◆ Data supplied
- - - -

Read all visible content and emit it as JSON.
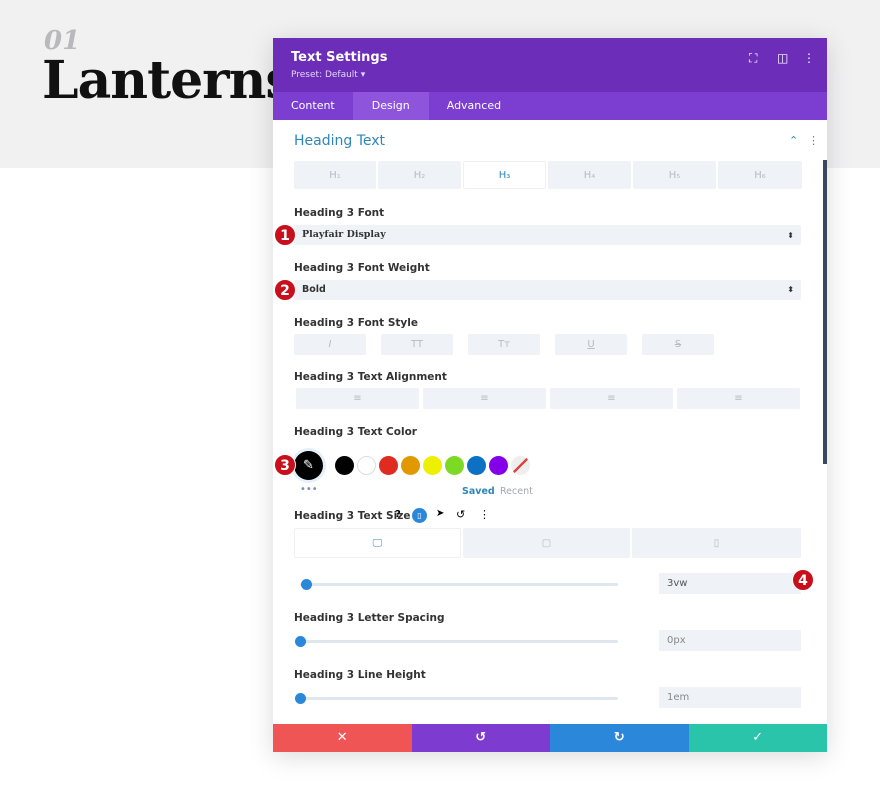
{
  "page": {
    "number": "01",
    "title": "Lanterns"
  },
  "modal": {
    "title": "Text Settings",
    "preset": "Preset: Default ▾",
    "tabs": [
      "Content",
      "Design",
      "Advanced"
    ],
    "active_tab": "Design",
    "section": "Heading Text",
    "heading_levels": [
      "H₁",
      "H₂",
      "H₃",
      "H₄",
      "H₅",
      "H₆"
    ],
    "active_level": "H₃",
    "font_label": "Heading 3 Font",
    "font_value": "Playfair Display",
    "weight_label": "Heading 3 Font Weight",
    "weight_value": "Bold",
    "style_label": "Heading 3 Font Style",
    "style_buttons": [
      "I",
      "TT",
      "Tт",
      "U",
      "S"
    ],
    "align_label": "Heading 3 Text Alignment",
    "color_label": "Heading 3 Text Color",
    "swatches": [
      "#000000",
      "#ffffff",
      "#e02b20",
      "#e09900",
      "#edf000",
      "#7cda24",
      "#0c71c3",
      "#8300e9"
    ],
    "saved": "Saved",
    "recent": "Recent",
    "size_label": "Heading 3 Text Size",
    "size_value": "3vw",
    "size_fraction": 0.03,
    "spacing_label": "Heading 3 Letter Spacing",
    "spacing_value": "0px",
    "lineheight_label": "Heading 3 Line Height",
    "lineheight_value": "1em",
    "badges": [
      "1",
      "2",
      "3",
      "4"
    ],
    "footer_colors": {
      "cancel": "#ef5555",
      "undo": "#7e3bd0",
      "redo": "#2b87da",
      "save": "#29c4a9"
    }
  }
}
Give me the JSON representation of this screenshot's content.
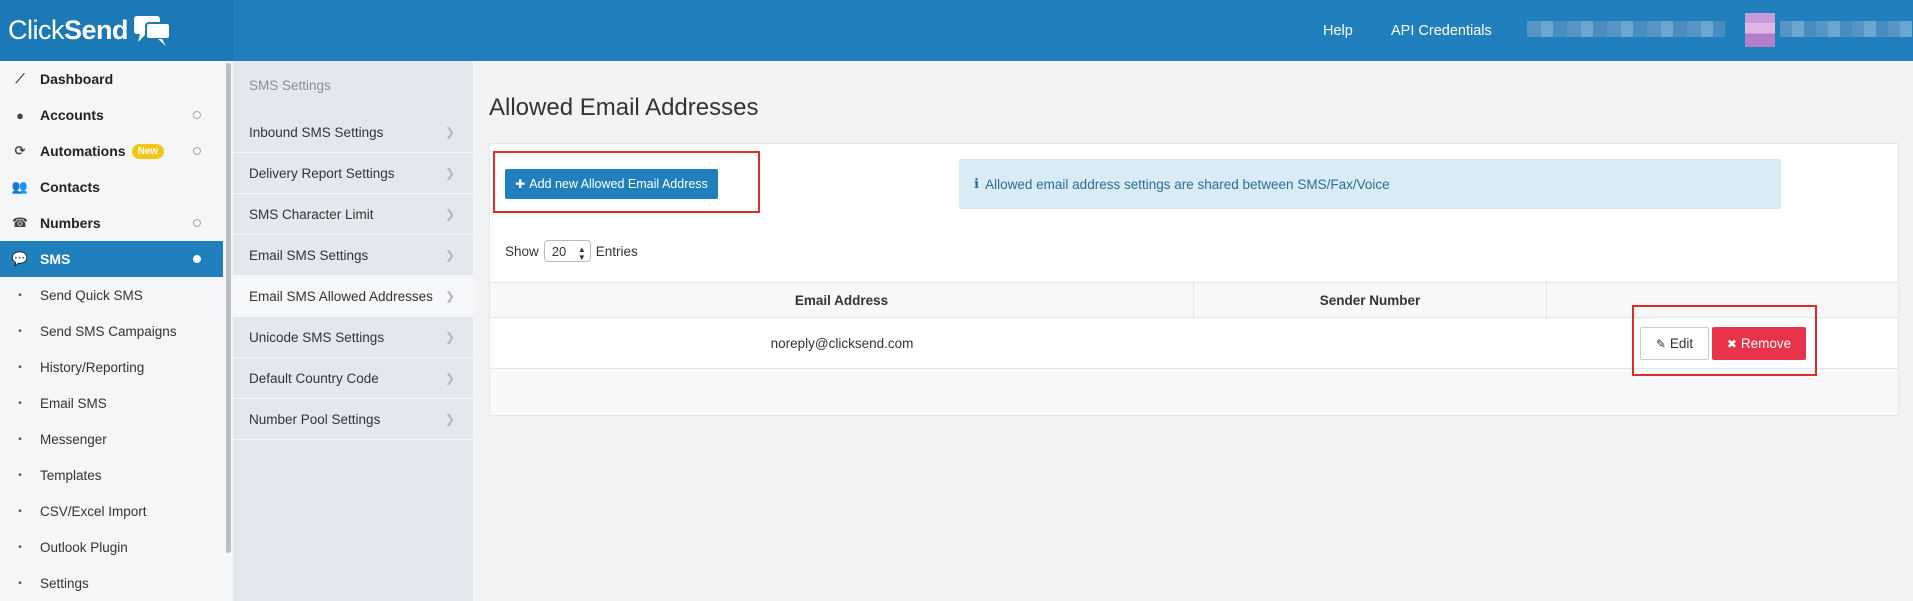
{
  "brand": {
    "name_light": "Click",
    "name_bold": "Send"
  },
  "header": {
    "help": "Help",
    "api": "API Credentials"
  },
  "sidebar": {
    "items": [
      {
        "label": "Dashboard",
        "icon": "chart-icon"
      },
      {
        "label": "Accounts",
        "icon": "user-icon"
      },
      {
        "label": "Automations",
        "icon": "refresh-icon",
        "badge": "New"
      },
      {
        "label": "Contacts",
        "icon": "users-icon"
      },
      {
        "label": "Numbers",
        "icon": "phone-icon"
      },
      {
        "label": "SMS",
        "icon": "chat-icon",
        "active": true
      }
    ],
    "sub_items": [
      "Send Quick SMS",
      "Send SMS Campaigns",
      "History/Reporting",
      "Email SMS",
      "Messenger",
      "Templates",
      "CSV/Excel Import",
      "Outlook Plugin",
      "Settings"
    ]
  },
  "subnav": {
    "title": "SMS Settings",
    "items": [
      "Inbound SMS Settings",
      "Delivery Report Settings",
      "SMS Character Limit",
      "Email SMS Settings",
      "Email SMS Allowed Addresses",
      "Unicode SMS Settings",
      "Default Country Code",
      "Number Pool Settings"
    ]
  },
  "main": {
    "title": "Allowed Email Addresses",
    "add_button": "Add new Allowed Email Address",
    "info": "Allowed email address settings are shared between SMS/Fax/Voice",
    "show_label": "Show",
    "page_size": "20",
    "entries_label": "Entries",
    "table": {
      "headers": [
        "Email Address",
        "Sender Number",
        ""
      ],
      "rows": [
        {
          "email": "noreply@clicksend.com",
          "sender": ""
        }
      ]
    },
    "edit_label": "Edit",
    "remove_label": "Remove"
  },
  "colors": {
    "brand_blue": "#2080bd",
    "danger": "#e8344a",
    "highlight": "#e02b2b"
  }
}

- - - -

◆ Task objective
Only lines holding the string "icon" are wanted; gather each one from the entries above.

◆ Written reply
        "icon": "chart-icon"
        "icon": "user-icon"
        "icon": "refresh-icon",
        "icon": "users-icon"
        "icon": "phone-icon"
        "icon": "chat-icon",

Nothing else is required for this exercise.